▸ **Your objective**
Determine the number of lines that have the string "this" in them, and give only that number.

* BEGIN Provided records *

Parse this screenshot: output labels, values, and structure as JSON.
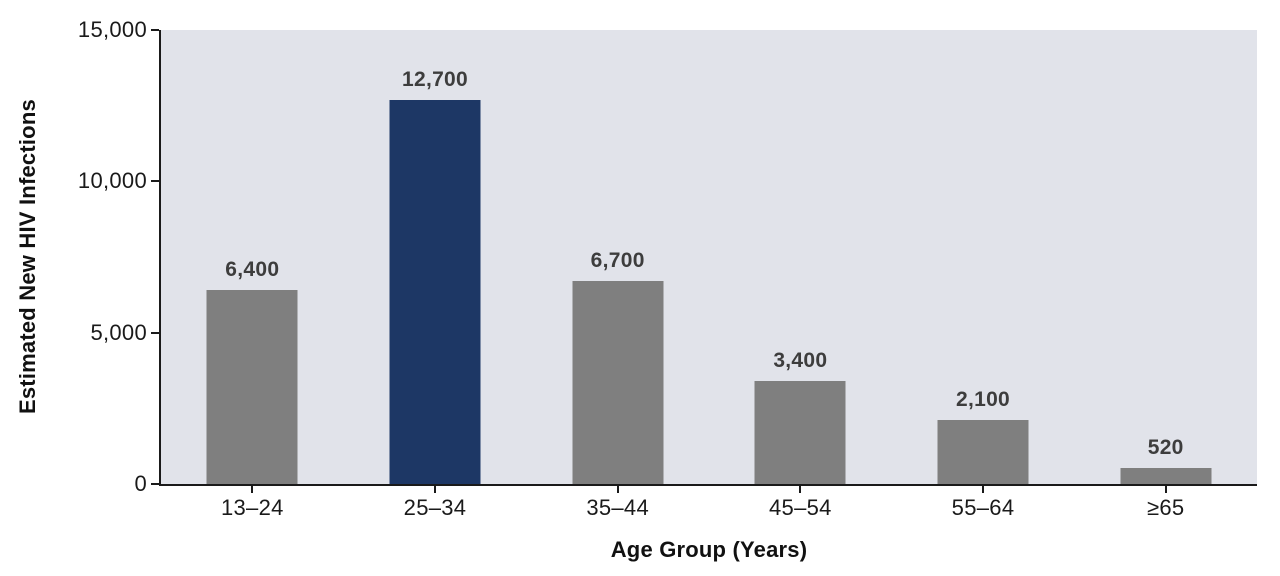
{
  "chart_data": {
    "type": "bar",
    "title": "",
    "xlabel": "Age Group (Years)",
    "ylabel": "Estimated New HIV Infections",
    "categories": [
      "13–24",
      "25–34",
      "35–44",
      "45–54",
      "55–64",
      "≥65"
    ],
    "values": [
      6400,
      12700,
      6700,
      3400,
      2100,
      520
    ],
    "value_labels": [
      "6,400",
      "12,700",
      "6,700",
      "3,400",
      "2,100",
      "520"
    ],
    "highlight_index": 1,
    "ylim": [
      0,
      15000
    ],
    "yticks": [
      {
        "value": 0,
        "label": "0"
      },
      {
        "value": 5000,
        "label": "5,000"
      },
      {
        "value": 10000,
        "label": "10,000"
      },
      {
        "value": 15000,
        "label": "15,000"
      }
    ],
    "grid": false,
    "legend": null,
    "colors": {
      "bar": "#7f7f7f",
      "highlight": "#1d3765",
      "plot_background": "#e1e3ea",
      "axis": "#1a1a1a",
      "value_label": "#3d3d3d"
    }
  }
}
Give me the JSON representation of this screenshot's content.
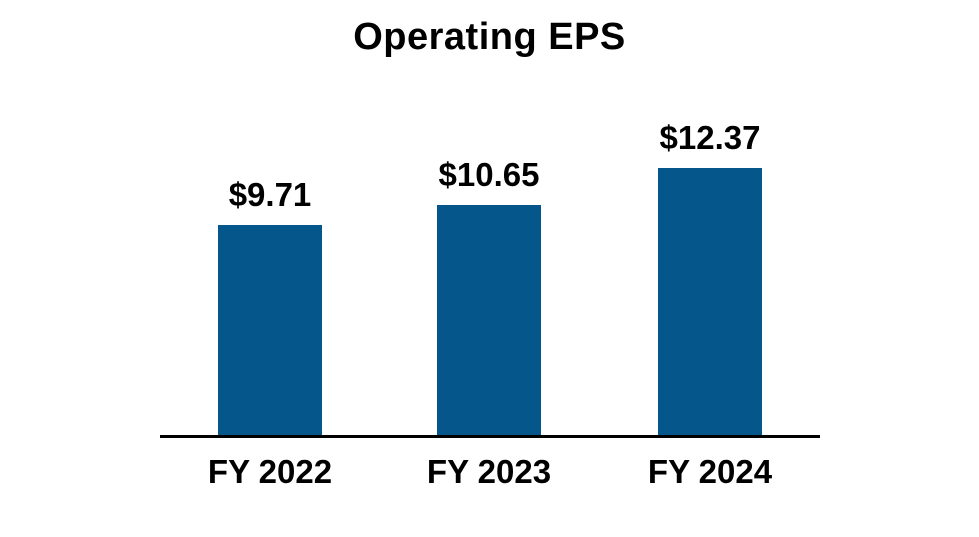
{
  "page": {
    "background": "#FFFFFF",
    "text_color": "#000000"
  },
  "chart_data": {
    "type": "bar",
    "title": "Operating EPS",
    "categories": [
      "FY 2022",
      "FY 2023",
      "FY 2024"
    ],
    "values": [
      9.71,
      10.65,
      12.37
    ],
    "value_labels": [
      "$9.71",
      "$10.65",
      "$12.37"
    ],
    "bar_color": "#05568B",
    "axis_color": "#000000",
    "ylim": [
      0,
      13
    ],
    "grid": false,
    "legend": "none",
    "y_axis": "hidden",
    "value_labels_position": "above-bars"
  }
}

* END Provided records *

▸ **Answer to the task**
2